_RECORDS SHOWN_:
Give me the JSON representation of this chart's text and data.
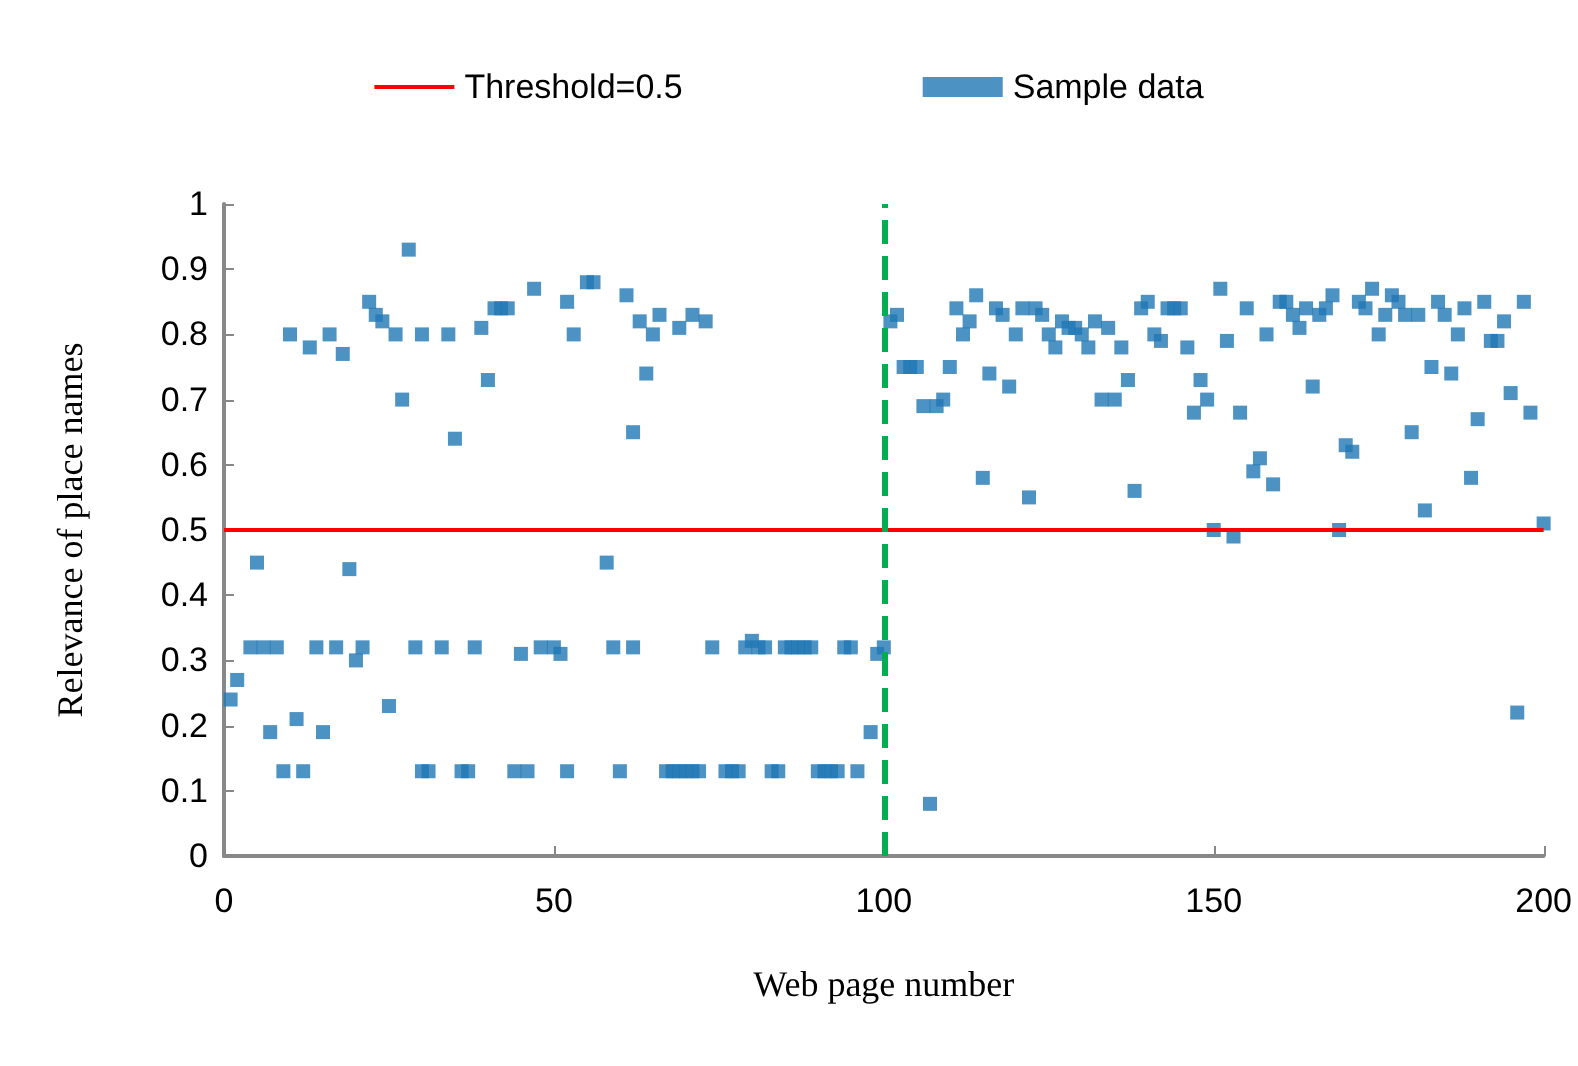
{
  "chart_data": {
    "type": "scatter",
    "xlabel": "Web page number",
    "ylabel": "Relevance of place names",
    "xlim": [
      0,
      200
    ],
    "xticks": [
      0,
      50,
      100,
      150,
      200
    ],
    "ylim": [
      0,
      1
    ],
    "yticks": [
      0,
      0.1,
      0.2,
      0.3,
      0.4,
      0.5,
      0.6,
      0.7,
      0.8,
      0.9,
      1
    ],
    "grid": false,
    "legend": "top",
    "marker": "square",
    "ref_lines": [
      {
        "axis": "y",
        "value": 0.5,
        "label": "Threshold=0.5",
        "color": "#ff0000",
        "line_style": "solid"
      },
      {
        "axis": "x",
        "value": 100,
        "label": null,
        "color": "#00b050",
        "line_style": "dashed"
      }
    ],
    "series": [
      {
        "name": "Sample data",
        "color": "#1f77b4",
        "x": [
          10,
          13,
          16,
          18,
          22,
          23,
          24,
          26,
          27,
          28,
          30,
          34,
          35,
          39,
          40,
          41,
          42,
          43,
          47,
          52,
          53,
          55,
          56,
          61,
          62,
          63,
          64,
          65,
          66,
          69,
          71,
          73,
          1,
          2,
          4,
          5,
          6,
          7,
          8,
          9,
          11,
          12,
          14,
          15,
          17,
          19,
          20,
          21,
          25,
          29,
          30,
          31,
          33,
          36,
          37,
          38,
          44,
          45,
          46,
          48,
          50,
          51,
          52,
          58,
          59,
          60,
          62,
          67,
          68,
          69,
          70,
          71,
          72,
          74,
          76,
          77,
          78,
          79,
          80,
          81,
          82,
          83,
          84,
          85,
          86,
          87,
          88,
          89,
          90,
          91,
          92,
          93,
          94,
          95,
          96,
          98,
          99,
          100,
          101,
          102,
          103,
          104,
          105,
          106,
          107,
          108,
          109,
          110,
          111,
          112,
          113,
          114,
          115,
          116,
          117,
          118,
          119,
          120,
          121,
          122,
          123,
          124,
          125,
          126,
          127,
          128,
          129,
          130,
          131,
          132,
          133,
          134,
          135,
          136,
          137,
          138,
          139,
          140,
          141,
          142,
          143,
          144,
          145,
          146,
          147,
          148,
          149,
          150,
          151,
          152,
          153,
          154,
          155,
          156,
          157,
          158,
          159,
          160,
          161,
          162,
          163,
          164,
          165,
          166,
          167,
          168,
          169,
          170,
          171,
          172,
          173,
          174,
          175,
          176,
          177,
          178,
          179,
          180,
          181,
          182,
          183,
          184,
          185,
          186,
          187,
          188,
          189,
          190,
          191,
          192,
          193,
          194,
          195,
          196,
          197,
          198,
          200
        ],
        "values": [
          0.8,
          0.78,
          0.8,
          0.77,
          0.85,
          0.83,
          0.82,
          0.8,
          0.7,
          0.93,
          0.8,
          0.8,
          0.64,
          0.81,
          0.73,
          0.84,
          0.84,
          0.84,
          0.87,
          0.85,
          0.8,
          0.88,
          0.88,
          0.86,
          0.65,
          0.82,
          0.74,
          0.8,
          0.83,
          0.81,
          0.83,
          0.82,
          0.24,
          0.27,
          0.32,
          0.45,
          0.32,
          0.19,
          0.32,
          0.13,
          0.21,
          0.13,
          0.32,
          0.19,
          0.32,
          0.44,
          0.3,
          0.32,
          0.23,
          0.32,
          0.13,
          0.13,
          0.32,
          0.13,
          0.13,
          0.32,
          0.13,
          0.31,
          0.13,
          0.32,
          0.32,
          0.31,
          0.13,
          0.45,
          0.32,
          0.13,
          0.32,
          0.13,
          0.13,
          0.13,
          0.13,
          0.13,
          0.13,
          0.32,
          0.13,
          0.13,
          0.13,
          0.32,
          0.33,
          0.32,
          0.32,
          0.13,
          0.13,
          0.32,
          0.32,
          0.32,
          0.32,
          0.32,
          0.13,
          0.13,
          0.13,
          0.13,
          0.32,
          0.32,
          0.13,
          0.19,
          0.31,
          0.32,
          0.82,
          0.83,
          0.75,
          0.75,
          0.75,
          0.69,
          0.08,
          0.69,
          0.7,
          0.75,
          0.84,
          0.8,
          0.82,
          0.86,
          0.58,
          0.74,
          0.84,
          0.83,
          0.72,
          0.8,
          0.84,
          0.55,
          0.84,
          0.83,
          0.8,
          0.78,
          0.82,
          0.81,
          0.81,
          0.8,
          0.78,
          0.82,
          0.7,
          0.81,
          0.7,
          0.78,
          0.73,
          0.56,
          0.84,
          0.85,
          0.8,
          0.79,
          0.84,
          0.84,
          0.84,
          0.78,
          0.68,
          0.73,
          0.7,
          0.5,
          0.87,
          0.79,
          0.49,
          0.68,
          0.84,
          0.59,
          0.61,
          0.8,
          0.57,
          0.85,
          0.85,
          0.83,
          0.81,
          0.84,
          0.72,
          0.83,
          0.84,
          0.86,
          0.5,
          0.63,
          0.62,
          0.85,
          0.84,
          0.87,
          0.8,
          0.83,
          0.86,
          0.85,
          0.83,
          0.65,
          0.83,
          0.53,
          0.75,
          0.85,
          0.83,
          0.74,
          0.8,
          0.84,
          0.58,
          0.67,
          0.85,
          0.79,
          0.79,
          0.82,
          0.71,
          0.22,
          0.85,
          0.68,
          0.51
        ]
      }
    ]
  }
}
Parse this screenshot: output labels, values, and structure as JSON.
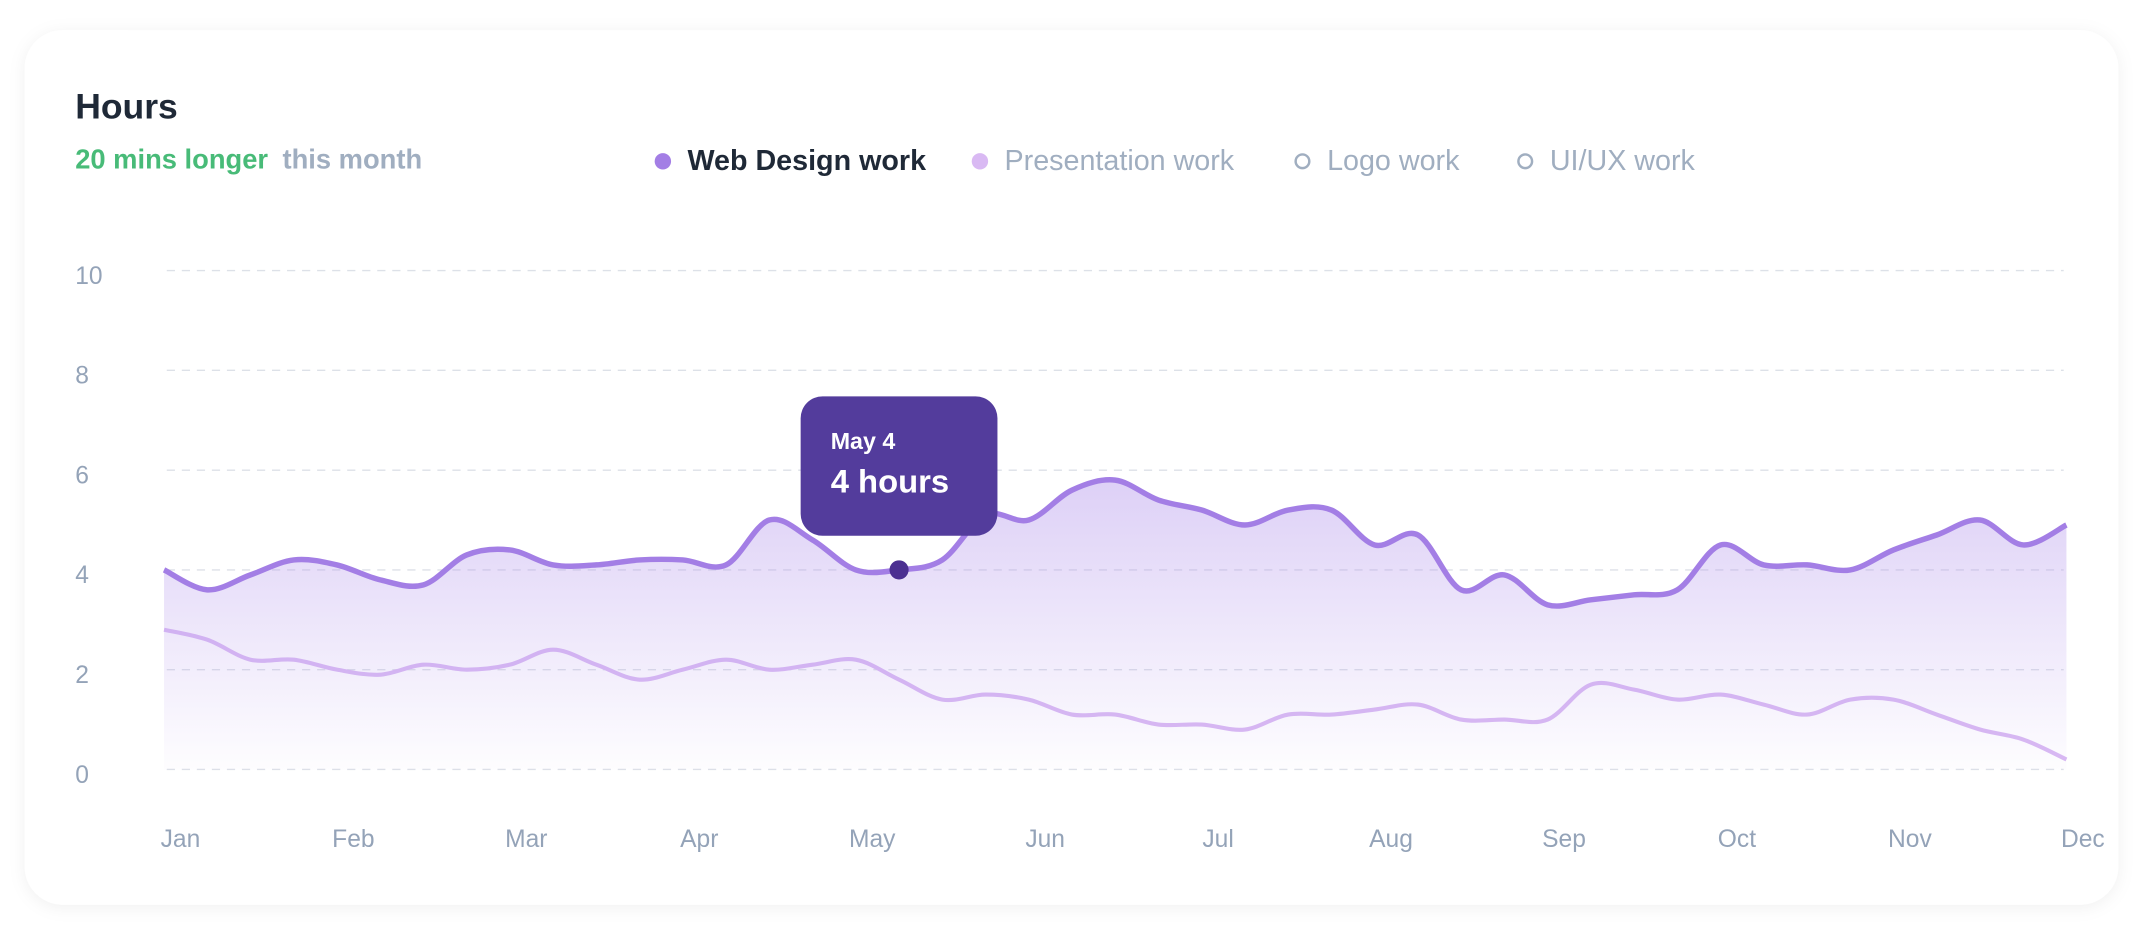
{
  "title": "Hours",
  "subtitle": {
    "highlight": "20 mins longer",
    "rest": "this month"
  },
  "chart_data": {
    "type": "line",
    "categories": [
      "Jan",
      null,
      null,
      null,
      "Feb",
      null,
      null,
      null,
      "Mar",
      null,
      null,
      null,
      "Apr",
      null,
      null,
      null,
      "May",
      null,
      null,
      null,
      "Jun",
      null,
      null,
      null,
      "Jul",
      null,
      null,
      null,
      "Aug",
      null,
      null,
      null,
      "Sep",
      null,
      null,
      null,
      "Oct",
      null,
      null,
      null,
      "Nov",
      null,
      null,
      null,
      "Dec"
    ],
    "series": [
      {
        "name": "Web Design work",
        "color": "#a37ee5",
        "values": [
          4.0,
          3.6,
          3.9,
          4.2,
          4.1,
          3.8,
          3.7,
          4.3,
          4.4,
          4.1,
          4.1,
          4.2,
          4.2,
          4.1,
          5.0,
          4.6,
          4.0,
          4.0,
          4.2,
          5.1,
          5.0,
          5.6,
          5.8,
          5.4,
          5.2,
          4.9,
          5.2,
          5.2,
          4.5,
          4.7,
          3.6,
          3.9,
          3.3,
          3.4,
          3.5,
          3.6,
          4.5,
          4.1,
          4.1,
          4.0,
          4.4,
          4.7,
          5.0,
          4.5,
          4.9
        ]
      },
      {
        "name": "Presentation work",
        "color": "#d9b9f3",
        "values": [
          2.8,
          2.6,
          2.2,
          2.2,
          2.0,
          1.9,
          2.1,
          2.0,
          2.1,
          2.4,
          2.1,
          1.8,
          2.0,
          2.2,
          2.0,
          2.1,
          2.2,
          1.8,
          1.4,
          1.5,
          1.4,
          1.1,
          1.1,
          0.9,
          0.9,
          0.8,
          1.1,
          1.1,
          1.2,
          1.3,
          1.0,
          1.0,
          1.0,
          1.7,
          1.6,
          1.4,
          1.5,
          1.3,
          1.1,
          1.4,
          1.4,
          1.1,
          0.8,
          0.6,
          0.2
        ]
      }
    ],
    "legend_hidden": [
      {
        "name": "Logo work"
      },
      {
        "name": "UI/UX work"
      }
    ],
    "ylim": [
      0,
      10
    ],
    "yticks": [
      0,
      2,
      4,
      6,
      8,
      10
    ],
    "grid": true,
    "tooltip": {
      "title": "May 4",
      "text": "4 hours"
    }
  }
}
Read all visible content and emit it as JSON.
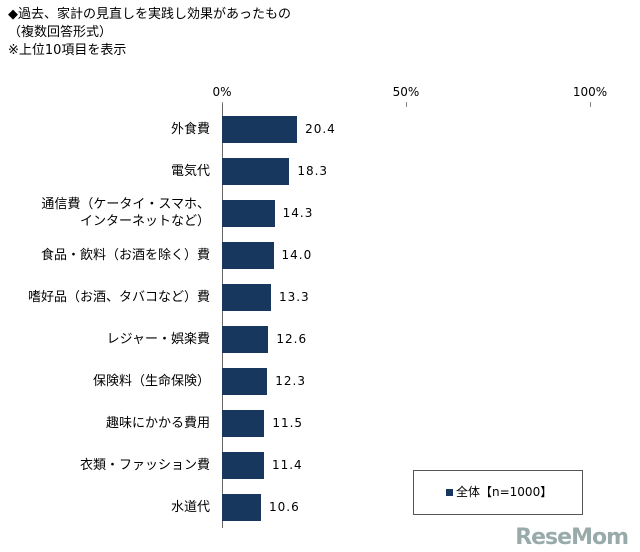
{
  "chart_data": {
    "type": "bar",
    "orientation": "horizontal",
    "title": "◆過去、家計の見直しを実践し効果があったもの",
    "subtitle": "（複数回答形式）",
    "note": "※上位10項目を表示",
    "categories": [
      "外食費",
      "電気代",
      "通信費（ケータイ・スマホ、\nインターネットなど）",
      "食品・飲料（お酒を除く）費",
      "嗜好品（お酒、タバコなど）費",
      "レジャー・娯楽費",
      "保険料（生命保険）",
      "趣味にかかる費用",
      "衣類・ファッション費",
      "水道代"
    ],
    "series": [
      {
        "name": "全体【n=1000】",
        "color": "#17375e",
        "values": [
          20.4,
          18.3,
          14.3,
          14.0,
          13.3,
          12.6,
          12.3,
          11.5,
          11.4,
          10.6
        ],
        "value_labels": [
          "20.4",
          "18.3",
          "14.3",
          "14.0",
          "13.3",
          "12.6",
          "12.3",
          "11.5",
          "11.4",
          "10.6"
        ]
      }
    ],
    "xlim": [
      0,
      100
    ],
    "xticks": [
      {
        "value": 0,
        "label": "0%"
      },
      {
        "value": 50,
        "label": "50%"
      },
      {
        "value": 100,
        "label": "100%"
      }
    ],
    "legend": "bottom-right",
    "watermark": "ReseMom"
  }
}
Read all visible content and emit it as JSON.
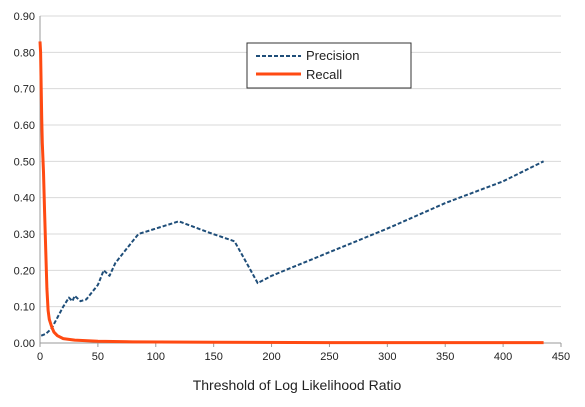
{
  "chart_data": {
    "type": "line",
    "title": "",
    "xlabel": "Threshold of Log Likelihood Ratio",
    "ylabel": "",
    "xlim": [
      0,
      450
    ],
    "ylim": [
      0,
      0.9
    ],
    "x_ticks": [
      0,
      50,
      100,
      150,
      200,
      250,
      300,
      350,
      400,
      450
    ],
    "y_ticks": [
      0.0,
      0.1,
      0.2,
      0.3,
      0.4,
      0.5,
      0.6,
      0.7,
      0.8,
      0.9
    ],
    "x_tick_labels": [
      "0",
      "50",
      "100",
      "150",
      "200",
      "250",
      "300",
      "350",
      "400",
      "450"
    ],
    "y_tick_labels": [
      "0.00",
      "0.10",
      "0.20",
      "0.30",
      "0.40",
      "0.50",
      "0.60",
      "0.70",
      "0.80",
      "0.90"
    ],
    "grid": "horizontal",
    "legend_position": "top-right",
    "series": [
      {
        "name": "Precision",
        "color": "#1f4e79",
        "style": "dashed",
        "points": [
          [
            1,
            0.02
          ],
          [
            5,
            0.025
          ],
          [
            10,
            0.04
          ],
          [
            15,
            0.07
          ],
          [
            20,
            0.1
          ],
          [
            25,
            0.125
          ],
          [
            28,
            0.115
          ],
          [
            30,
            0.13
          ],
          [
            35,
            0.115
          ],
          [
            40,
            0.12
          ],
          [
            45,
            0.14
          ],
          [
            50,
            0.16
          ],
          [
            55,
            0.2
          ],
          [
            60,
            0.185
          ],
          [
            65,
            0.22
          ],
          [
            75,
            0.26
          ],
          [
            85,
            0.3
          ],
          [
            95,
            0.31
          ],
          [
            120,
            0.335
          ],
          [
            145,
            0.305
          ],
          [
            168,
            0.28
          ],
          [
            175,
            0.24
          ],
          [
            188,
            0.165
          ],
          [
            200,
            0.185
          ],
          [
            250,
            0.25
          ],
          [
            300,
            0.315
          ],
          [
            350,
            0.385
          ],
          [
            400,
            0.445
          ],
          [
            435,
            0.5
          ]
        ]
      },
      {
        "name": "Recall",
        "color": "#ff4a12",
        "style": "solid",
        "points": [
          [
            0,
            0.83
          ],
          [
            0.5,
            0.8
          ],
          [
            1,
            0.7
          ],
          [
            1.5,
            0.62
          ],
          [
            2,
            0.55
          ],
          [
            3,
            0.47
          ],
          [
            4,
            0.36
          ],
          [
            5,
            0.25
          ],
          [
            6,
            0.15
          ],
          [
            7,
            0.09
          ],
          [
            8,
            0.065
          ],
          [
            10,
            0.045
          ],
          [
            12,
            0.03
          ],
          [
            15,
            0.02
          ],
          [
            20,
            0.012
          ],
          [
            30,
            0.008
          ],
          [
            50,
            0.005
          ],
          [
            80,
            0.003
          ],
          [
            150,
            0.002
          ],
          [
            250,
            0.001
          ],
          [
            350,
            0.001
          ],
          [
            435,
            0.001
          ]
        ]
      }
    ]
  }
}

_WHAT IS REQUIRED_: Review the material and copy each line in which the word "xlabel" appears.

_RESULT OF THE EXERCISE_:
    "xlabel": "Web page number",
    "xlabel": "Threshold of Log Likelihood Ratio",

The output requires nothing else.